#### Supplied records

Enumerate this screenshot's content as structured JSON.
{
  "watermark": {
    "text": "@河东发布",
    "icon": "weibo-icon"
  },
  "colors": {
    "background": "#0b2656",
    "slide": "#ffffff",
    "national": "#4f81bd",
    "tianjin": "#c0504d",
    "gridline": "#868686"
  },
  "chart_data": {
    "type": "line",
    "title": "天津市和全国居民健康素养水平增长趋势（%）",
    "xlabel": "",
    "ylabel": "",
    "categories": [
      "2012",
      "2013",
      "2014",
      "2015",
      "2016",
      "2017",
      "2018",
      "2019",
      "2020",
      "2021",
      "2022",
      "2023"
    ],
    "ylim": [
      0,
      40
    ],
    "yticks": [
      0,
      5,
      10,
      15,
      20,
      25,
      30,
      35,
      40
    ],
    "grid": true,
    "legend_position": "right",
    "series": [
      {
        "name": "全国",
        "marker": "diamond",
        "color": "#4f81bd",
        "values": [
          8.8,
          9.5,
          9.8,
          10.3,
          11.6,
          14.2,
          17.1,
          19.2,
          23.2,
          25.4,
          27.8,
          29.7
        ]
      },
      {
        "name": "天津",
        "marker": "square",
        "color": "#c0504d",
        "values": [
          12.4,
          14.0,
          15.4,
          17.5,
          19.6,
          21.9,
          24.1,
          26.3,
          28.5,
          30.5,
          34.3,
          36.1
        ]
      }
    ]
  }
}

########
#### Supplied records

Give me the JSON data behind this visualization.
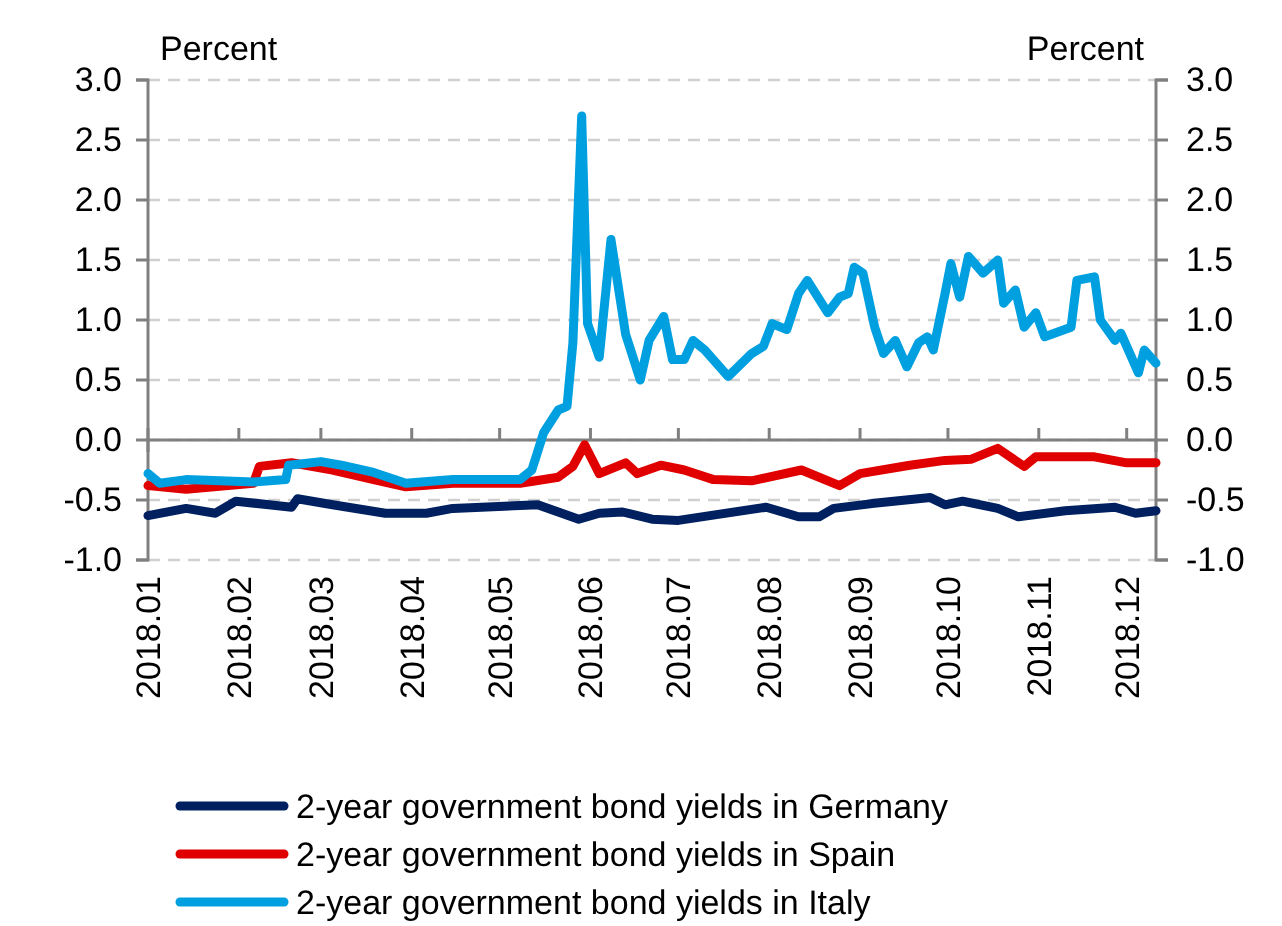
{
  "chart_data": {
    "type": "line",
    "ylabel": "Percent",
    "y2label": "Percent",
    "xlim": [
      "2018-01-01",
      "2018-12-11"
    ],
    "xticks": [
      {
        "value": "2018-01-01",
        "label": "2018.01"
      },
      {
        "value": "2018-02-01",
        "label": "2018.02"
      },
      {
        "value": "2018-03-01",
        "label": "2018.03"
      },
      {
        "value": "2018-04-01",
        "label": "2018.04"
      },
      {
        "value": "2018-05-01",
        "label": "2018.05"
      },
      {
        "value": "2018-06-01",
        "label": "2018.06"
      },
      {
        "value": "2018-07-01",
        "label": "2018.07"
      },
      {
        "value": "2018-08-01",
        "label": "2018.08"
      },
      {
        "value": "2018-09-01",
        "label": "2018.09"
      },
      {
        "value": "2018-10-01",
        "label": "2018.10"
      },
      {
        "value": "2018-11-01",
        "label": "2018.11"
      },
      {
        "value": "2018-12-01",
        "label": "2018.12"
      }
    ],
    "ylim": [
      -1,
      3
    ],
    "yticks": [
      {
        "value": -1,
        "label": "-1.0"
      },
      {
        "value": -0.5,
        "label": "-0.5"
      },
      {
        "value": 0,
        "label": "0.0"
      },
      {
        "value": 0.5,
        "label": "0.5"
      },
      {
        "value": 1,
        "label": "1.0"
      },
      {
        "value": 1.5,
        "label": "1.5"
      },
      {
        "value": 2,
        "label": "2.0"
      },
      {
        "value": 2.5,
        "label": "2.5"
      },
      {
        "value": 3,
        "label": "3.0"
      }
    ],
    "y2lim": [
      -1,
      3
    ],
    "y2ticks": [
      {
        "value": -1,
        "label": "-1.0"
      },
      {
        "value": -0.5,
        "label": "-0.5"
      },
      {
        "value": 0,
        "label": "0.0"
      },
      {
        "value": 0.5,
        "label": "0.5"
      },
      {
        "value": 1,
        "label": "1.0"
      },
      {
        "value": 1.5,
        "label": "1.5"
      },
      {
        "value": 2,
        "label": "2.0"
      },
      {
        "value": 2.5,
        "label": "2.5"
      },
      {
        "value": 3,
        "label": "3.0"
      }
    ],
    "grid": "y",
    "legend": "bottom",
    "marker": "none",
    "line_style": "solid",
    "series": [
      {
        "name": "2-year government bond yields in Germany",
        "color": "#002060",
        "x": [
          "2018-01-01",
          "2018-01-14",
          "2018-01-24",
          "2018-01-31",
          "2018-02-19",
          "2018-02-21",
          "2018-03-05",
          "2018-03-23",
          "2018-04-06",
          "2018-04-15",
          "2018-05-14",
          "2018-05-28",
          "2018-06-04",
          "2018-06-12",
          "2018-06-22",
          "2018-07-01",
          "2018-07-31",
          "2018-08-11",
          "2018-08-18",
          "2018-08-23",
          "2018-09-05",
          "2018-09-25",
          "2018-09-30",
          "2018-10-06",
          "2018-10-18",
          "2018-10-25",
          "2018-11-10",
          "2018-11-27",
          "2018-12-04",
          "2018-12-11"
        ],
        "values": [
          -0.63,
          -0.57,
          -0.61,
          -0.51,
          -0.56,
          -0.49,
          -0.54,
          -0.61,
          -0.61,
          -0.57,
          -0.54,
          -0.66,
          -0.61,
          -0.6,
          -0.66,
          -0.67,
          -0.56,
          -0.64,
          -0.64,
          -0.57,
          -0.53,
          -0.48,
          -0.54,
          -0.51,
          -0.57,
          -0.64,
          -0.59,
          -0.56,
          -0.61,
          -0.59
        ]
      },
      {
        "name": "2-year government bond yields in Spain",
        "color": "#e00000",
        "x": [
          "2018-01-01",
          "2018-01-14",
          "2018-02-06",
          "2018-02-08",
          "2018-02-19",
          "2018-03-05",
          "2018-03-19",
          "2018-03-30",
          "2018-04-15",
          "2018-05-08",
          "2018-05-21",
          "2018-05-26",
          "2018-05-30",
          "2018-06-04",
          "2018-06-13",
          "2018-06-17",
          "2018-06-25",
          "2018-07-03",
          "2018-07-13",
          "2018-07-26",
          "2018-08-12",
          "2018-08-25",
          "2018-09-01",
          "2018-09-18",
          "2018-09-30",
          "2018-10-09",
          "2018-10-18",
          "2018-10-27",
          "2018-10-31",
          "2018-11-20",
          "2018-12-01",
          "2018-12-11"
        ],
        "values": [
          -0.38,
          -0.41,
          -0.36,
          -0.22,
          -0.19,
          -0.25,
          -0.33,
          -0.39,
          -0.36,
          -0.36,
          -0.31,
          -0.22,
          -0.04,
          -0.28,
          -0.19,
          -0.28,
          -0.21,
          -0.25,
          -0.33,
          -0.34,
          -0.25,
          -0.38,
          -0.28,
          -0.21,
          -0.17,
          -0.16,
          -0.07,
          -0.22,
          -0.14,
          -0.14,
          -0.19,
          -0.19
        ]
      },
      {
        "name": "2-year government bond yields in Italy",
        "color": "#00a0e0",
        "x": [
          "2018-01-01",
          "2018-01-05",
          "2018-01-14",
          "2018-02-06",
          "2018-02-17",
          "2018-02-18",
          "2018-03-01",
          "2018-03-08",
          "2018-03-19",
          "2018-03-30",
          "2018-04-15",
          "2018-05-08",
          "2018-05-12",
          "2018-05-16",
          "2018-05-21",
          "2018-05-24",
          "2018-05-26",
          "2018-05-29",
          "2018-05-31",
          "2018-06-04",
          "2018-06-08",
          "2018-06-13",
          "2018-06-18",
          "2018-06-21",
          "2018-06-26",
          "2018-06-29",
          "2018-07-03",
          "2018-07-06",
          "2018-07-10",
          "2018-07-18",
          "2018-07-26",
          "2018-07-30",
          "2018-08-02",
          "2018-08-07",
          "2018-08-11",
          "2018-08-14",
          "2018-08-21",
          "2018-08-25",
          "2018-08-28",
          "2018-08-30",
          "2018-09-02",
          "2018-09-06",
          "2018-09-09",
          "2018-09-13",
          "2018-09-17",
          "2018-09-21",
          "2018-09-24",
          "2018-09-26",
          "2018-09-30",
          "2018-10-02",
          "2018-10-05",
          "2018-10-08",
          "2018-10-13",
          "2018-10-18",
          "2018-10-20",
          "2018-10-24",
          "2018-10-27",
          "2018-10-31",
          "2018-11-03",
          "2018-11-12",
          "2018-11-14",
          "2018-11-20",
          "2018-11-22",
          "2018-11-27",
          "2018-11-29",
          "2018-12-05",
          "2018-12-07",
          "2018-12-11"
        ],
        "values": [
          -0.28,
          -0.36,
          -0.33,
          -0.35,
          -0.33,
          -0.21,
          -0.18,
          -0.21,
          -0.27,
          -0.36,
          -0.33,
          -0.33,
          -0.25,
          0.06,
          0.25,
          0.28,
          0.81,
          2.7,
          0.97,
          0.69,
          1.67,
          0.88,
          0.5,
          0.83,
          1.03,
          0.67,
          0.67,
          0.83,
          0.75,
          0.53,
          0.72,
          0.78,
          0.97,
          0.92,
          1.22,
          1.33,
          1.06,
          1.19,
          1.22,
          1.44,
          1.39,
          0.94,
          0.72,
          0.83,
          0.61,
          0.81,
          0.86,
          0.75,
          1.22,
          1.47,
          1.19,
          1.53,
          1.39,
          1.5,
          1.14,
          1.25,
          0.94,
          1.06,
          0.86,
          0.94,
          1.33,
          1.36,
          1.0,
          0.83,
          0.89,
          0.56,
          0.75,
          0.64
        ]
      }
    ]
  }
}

########
#### Supplied records

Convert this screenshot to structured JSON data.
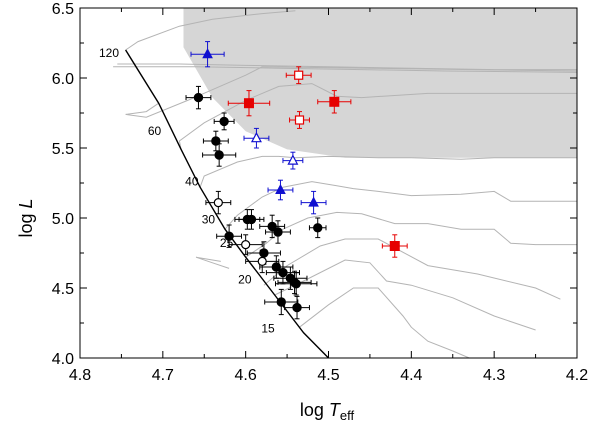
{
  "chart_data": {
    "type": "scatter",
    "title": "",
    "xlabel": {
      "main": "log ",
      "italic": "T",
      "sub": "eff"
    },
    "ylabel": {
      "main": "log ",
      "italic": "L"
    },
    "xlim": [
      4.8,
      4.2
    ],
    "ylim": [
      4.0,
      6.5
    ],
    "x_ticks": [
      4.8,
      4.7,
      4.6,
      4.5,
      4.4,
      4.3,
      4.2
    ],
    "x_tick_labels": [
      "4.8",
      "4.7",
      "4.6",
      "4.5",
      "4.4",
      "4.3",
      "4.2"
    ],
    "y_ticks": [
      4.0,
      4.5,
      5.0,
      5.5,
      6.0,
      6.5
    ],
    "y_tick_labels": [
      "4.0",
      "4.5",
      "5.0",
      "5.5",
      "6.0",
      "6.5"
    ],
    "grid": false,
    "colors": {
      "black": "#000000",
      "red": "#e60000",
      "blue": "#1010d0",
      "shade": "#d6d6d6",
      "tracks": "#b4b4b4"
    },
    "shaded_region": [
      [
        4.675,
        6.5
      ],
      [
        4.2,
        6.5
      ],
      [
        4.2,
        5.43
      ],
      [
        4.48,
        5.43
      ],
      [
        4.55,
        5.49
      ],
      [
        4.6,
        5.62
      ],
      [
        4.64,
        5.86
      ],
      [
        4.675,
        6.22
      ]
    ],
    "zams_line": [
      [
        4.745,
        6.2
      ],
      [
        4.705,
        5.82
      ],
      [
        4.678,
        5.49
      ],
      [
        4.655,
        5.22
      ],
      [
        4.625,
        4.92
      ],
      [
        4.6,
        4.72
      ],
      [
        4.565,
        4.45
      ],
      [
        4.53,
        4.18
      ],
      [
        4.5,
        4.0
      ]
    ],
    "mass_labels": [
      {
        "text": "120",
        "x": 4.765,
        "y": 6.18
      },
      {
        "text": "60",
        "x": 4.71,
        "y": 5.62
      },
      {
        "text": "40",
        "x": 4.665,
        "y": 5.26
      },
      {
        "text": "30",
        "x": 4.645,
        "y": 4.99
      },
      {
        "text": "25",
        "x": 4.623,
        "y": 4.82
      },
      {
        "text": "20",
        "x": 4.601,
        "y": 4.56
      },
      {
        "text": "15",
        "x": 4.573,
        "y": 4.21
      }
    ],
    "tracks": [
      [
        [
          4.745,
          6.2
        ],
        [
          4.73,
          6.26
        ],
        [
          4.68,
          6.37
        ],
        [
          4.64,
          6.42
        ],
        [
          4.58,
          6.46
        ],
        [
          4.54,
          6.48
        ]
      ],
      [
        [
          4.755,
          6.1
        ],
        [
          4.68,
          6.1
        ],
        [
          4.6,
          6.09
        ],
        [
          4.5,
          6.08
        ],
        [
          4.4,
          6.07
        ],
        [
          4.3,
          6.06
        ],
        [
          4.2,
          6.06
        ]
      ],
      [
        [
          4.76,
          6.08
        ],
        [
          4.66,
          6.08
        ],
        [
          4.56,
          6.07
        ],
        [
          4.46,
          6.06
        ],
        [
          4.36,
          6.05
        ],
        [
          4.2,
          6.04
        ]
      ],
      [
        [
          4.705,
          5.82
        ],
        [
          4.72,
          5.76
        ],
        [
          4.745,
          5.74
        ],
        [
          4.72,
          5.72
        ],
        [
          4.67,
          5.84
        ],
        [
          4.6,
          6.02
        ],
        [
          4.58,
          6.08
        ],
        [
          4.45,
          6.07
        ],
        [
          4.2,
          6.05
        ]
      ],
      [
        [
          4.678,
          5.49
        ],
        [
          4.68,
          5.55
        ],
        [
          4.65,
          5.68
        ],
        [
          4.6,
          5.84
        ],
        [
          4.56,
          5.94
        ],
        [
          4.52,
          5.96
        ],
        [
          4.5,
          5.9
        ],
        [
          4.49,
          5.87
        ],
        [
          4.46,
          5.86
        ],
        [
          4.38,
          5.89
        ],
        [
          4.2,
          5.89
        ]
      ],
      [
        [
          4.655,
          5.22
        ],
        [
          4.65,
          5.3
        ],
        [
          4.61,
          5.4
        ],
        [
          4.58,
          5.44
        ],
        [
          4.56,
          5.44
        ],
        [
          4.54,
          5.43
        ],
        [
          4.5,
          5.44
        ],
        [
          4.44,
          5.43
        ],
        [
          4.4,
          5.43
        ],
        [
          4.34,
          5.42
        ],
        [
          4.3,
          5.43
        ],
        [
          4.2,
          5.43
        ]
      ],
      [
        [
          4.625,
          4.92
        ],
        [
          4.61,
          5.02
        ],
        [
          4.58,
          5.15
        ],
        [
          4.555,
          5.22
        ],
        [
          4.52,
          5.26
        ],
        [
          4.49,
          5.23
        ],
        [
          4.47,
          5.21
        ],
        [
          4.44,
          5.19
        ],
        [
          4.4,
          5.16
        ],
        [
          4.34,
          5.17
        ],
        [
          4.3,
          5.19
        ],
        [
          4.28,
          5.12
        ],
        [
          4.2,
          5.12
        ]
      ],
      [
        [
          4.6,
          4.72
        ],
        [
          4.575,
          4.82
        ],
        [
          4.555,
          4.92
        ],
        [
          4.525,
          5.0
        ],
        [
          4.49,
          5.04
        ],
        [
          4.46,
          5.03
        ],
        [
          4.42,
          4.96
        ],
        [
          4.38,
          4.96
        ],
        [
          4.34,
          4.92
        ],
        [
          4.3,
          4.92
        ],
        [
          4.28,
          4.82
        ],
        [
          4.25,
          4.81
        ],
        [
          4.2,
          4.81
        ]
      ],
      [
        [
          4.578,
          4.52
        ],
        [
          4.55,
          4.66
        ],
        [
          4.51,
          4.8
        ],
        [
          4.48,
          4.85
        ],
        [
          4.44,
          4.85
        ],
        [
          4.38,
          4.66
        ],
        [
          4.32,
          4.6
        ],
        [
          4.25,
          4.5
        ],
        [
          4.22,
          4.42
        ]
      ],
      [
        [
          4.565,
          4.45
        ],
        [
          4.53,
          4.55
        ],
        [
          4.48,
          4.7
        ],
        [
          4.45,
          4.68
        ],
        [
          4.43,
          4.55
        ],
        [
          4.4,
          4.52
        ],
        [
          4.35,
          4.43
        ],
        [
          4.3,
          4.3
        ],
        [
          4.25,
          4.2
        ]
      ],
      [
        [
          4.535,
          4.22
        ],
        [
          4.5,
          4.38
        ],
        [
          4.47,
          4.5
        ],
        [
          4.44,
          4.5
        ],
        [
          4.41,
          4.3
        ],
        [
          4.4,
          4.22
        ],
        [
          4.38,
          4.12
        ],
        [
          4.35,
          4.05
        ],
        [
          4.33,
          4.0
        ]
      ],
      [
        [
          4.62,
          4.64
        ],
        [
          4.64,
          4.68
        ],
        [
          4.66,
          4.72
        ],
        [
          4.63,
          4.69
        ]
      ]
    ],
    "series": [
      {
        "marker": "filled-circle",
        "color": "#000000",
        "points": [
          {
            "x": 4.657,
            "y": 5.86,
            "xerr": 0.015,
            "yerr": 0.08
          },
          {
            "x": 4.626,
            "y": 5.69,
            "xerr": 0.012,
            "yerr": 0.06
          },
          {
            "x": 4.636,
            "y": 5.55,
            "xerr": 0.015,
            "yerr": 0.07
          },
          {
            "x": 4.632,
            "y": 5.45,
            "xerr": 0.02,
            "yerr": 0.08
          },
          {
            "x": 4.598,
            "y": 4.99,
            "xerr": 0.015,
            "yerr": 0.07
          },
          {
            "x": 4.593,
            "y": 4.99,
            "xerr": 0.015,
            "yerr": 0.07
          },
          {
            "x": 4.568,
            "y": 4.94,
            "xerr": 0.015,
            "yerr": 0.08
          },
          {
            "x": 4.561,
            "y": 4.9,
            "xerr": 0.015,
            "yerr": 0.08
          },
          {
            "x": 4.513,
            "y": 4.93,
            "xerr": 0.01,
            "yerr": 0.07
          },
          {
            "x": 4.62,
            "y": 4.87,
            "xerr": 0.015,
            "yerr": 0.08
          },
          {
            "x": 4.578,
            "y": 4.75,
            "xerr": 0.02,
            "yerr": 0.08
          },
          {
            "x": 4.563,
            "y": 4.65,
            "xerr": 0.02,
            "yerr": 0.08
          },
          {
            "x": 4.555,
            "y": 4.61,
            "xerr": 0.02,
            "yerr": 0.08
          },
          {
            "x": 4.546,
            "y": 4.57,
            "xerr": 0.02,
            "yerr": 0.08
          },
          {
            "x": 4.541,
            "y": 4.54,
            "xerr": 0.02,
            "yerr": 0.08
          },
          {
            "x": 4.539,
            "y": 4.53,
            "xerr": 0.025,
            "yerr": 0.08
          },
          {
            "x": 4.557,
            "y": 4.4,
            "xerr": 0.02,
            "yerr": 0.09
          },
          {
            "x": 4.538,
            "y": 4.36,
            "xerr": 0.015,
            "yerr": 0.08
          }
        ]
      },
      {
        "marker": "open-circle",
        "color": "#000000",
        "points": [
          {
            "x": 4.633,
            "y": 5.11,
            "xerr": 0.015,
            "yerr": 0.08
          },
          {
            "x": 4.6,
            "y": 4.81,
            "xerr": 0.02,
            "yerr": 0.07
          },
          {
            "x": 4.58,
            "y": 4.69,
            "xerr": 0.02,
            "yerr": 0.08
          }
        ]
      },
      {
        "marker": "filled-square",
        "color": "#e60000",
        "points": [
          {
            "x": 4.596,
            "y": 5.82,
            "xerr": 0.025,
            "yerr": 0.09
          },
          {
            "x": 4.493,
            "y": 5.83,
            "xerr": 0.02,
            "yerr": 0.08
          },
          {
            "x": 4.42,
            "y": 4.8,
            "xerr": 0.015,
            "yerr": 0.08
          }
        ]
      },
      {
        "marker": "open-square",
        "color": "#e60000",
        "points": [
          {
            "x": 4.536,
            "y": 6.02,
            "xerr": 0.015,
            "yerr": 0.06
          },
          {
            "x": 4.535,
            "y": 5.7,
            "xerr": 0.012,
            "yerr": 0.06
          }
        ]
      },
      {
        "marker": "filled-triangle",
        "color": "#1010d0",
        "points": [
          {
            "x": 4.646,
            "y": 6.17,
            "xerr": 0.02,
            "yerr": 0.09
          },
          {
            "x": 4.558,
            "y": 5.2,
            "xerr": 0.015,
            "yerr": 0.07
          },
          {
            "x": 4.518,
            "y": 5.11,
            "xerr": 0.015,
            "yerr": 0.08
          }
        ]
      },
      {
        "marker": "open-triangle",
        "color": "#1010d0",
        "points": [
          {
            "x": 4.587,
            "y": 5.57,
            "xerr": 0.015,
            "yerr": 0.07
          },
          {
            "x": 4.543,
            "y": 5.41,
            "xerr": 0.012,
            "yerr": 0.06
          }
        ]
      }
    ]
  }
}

########

Written task | Return each line where "JSON" shows up.

Result below |
Enumerate this screenshot's content as structured JSON.
Give me the JSON data behind this visualization.
Convert this screenshot to structured JSON data.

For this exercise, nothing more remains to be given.